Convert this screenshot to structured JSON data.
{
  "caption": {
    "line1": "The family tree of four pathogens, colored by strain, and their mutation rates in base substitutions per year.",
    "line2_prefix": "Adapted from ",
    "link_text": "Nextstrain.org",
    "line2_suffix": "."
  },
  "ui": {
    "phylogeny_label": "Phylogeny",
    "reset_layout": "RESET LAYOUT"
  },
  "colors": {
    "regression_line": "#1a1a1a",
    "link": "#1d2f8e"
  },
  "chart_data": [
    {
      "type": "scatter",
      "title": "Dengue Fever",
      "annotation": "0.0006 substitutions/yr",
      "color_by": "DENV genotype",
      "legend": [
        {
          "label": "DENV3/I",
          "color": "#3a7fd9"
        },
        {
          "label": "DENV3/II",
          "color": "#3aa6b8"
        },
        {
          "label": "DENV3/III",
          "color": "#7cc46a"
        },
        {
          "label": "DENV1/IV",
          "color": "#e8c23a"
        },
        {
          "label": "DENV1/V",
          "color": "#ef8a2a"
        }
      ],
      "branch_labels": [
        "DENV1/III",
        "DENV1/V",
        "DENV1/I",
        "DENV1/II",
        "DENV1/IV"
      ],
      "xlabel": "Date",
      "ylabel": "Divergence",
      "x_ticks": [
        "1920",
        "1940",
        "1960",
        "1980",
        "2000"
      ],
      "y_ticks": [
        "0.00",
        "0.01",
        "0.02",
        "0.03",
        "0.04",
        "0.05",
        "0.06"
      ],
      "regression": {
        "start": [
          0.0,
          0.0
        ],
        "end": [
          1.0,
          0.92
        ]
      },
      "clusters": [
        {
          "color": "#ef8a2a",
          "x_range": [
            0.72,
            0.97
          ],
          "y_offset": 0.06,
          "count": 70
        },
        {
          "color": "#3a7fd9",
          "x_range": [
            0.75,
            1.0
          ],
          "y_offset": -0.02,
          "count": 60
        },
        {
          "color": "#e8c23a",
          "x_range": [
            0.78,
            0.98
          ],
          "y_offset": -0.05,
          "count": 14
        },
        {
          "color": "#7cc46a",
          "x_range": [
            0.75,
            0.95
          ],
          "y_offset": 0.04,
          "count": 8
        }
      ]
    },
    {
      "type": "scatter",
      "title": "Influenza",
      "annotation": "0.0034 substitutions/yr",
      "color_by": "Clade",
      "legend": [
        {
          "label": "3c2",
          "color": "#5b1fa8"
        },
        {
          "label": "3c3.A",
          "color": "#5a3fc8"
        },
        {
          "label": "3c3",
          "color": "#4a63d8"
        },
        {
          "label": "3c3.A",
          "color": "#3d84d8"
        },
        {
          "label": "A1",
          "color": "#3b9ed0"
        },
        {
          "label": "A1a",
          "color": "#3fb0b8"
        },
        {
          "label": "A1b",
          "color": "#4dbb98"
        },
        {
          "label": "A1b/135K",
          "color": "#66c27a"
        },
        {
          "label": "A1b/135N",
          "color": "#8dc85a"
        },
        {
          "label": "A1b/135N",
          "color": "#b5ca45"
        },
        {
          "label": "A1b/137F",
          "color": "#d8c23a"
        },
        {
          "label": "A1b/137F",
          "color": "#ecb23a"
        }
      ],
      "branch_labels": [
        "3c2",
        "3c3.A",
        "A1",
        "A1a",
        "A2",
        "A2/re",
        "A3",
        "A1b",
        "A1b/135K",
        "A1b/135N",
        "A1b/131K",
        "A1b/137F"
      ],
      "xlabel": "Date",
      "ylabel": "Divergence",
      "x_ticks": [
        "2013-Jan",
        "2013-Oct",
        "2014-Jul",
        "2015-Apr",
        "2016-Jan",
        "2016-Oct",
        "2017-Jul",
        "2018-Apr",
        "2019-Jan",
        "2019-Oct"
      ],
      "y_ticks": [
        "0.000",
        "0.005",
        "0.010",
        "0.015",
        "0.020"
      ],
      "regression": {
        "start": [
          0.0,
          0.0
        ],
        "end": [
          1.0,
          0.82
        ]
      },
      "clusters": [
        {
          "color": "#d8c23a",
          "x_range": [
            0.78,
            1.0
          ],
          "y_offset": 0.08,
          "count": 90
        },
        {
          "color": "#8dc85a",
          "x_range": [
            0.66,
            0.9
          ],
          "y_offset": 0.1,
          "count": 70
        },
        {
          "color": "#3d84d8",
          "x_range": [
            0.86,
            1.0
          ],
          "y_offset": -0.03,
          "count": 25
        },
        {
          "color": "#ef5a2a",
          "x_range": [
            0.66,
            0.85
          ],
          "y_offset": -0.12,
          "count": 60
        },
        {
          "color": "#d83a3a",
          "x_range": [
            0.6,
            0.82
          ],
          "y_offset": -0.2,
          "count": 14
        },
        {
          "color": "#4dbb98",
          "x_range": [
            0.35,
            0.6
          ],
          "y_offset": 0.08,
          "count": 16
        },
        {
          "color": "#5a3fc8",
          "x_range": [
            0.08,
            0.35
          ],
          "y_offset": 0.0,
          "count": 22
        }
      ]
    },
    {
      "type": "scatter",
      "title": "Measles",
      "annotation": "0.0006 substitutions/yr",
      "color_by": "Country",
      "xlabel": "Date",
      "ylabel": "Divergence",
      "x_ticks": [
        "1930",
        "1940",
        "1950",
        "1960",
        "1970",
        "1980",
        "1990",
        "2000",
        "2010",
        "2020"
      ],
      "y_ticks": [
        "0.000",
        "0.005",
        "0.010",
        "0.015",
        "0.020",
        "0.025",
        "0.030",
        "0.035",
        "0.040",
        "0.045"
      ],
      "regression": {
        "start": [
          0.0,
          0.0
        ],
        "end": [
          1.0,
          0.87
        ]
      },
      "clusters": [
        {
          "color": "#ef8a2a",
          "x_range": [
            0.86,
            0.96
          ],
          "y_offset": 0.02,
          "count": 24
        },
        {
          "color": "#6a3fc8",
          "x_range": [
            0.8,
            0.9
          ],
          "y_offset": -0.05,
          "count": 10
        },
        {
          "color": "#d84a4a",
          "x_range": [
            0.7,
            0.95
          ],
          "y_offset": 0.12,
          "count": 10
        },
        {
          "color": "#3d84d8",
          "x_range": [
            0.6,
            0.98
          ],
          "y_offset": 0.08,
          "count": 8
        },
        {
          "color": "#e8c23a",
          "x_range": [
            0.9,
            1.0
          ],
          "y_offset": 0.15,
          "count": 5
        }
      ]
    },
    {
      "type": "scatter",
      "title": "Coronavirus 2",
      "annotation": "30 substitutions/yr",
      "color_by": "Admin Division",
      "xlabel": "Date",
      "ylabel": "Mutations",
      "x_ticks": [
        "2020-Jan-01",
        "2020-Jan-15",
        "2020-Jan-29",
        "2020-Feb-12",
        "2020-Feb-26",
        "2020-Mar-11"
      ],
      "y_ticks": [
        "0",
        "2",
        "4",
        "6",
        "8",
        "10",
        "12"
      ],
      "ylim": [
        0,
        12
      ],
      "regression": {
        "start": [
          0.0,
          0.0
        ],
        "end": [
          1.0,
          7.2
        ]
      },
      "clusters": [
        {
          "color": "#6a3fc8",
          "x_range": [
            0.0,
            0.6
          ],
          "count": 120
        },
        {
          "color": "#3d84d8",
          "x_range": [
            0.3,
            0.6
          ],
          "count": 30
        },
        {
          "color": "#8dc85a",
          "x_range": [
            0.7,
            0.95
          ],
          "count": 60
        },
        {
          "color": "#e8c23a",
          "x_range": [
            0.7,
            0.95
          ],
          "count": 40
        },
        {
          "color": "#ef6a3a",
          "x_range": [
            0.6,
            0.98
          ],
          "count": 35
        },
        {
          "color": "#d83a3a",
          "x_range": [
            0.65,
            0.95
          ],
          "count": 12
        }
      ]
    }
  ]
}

■ **Task directions**: A full, exact copy of the entries is the required answer.

■ **Reply**:
Convert this screenshot to structured JSON data.
{
  "caption": {
    "line1": "The family tree of four pathogens, colored by strain, and their mutation rates in base substitutions per year.",
    "line2_prefix": "Adapted from ",
    "link_text": "Nextstrain.org",
    "line2_suffix": "."
  },
  "ui": {
    "phylogeny_label": "Phylogeny",
    "reset_layout": "RESET LAYOUT"
  },
  "colors": {
    "regression_line": "#1a1a1a",
    "link": "#1d2f8e"
  },
  "chart_data": [
    {
      "type": "scatter",
      "title": "Dengue Fever",
      "annotation": "0.0006 substitutions/yr",
      "color_by": "DENV genotype",
      "legend": [
        {
          "label": "DENV3/I",
          "color": "#3a7fd9"
        },
        {
          "label": "DENV3/II",
          "color": "#3aa6b8"
        },
        {
          "label": "DENV3/III",
          "color": "#7cc46a"
        },
        {
          "label": "DENV1/IV",
          "color": "#e8c23a"
        },
        {
          "label": "DENV1/V",
          "color": "#ef8a2a"
        }
      ],
      "branch_labels": [
        "DENV1/III",
        "DENV1/V",
        "DENV1/I",
        "DENV1/II",
        "DENV1/IV"
      ],
      "xlabel": "Date",
      "ylabel": "Divergence",
      "x_ticks": [
        "1920",
        "1940",
        "1960",
        "1980",
        "2000"
      ],
      "y_ticks": [
        "0.00",
        "0.01",
        "0.02",
        "0.03",
        "0.04",
        "0.05",
        "0.06"
      ],
      "regression": {
        "start": [
          0.0,
          0.0
        ],
        "end": [
          1.0,
          0.92
        ]
      },
      "clusters": [
        {
          "color": "#ef8a2a",
          "x_range": [
            0.72,
            0.97
          ],
          "y_offset": 0.06,
          "count": 70
        },
        {
          "color": "#3a7fd9",
          "x_range": [
            0.75,
            1.0
          ],
          "y_offset": -0.02,
          "count": 60
        },
        {
          "color": "#e8c23a",
          "x_range": [
            0.78,
            0.98
          ],
          "y_offset": -0.05,
          "count": 14
        },
        {
          "color": "#7cc46a",
          "x_range": [
            0.75,
            0.95
          ],
          "y_offset": 0.04,
          "count": 8
        }
      ]
    },
    {
      "type": "scatter",
      "title": "Influenza",
      "annotation": "0.0034 substitutions/yr",
      "color_by": "Clade",
      "legend": [
        {
          "label": "3c2",
          "color": "#5b1fa8"
        },
        {
          "label": "3c3.A",
          "color": "#5a3fc8"
        },
        {
          "label": "3c3",
          "color": "#4a63d8"
        },
        {
          "label": "3c3.A",
          "color": "#3d84d8"
        },
        {
          "label": "A1",
          "color": "#3b9ed0"
        },
        {
          "label": "A1a",
          "color": "#3fb0b8"
        },
        {
          "label": "A1b",
          "color": "#4dbb98"
        },
        {
          "label": "A1b/135K",
          "color": "#66c27a"
        },
        {
          "label": "A1b/135N",
          "color": "#8dc85a"
        },
        {
          "label": "A1b/135N",
          "color": "#b5ca45"
        },
        {
          "label": "A1b/137F",
          "color": "#d8c23a"
        },
        {
          "label": "A1b/137F",
          "color": "#ecb23a"
        }
      ],
      "branch_labels": [
        "3c2",
        "3c3.A",
        "A1",
        "A1a",
        "A2",
        "A2/re",
        "A3",
        "A1b",
        "A1b/135K",
        "A1b/135N",
        "A1b/131K",
        "A1b/137F"
      ],
      "xlabel": "Date",
      "ylabel": "Divergence",
      "x_ticks": [
        "2013-Jan",
        "2013-Oct",
        "2014-Jul",
        "2015-Apr",
        "2016-Jan",
        "2016-Oct",
        "2017-Jul",
        "2018-Apr",
        "2019-Jan",
        "2019-Oct"
      ],
      "y_ticks": [
        "0.000",
        "0.005",
        "0.010",
        "0.015",
        "0.020"
      ],
      "regression": {
        "start": [
          0.0,
          0.0
        ],
        "end": [
          1.0,
          0.82
        ]
      },
      "clusters": [
        {
          "color": "#d8c23a",
          "x_range": [
            0.78,
            1.0
          ],
          "y_offset": 0.08,
          "count": 90
        },
        {
          "color": "#8dc85a",
          "x_range": [
            0.66,
            0.9
          ],
          "y_offset": 0.1,
          "count": 70
        },
        {
          "color": "#3d84d8",
          "x_range": [
            0.86,
            1.0
          ],
          "y_offset": -0.03,
          "count": 25
        },
        {
          "color": "#ef5a2a",
          "x_range": [
            0.66,
            0.85
          ],
          "y_offset": -0.12,
          "count": 60
        },
        {
          "color": "#d83a3a",
          "x_range": [
            0.6,
            0.82
          ],
          "y_offset": -0.2,
          "count": 14
        },
        {
          "color": "#4dbb98",
          "x_range": [
            0.35,
            0.6
          ],
          "y_offset": 0.08,
          "count": 16
        },
        {
          "color": "#5a3fc8",
          "x_range": [
            0.08,
            0.35
          ],
          "y_offset": 0.0,
          "count": 22
        }
      ]
    },
    {
      "type": "scatter",
      "title": "Measles",
      "annotation": "0.0006 substitutions/yr",
      "color_by": "Country",
      "xlabel": "Date",
      "ylabel": "Divergence",
      "x_ticks": [
        "1930",
        "1940",
        "1950",
        "1960",
        "1970",
        "1980",
        "1990",
        "2000",
        "2010",
        "2020"
      ],
      "y_ticks": [
        "0.000",
        "0.005",
        "0.010",
        "0.015",
        "0.020",
        "0.025",
        "0.030",
        "0.035",
        "0.040",
        "0.045"
      ],
      "regression": {
        "start": [
          0.0,
          0.0
        ],
        "end": [
          1.0,
          0.87
        ]
      },
      "clusters": [
        {
          "color": "#ef8a2a",
          "x_range": [
            0.86,
            0.96
          ],
          "y_offset": 0.02,
          "count": 24
        },
        {
          "color": "#6a3fc8",
          "x_range": [
            0.8,
            0.9
          ],
          "y_offset": -0.05,
          "count": 10
        },
        {
          "color": "#d84a4a",
          "x_range": [
            0.7,
            0.95
          ],
          "y_offset": 0.12,
          "count": 10
        },
        {
          "color": "#3d84d8",
          "x_range": [
            0.6,
            0.98
          ],
          "y_offset": 0.08,
          "count": 8
        },
        {
          "color": "#e8c23a",
          "x_range": [
            0.9,
            1.0
          ],
          "y_offset": 0.15,
          "count": 5
        }
      ]
    },
    {
      "type": "scatter",
      "title": "Coronavirus 2",
      "annotation": "30 substitutions/yr",
      "color_by": "Admin Division",
      "xlabel": "Date",
      "ylabel": "Mutations",
      "x_ticks": [
        "2020-Jan-01",
        "2020-Jan-15",
        "2020-Jan-29",
        "2020-Feb-12",
        "2020-Feb-26",
        "2020-Mar-11"
      ],
      "y_ticks": [
        "0",
        "2",
        "4",
        "6",
        "8",
        "10",
        "12"
      ],
      "ylim": [
        0,
        12
      ],
      "regression": {
        "start": [
          0.0,
          0.0
        ],
        "end": [
          1.0,
          7.2
        ]
      },
      "clusters": [
        {
          "color": "#6a3fc8",
          "x_range": [
            0.0,
            0.6
          ],
          "count": 120
        },
        {
          "color": "#3d84d8",
          "x_range": [
            0.3,
            0.6
          ],
          "count": 30
        },
        {
          "color": "#8dc85a",
          "x_range": [
            0.7,
            0.95
          ],
          "count": 60
        },
        {
          "color": "#e8c23a",
          "x_range": [
            0.7,
            0.95
          ],
          "count": 40
        },
        {
          "color": "#ef6a3a",
          "x_range": [
            0.6,
            0.98
          ],
          "count": 35
        },
        {
          "color": "#d83a3a",
          "x_range": [
            0.65,
            0.95
          ],
          "count": 12
        }
      ]
    }
  ]
}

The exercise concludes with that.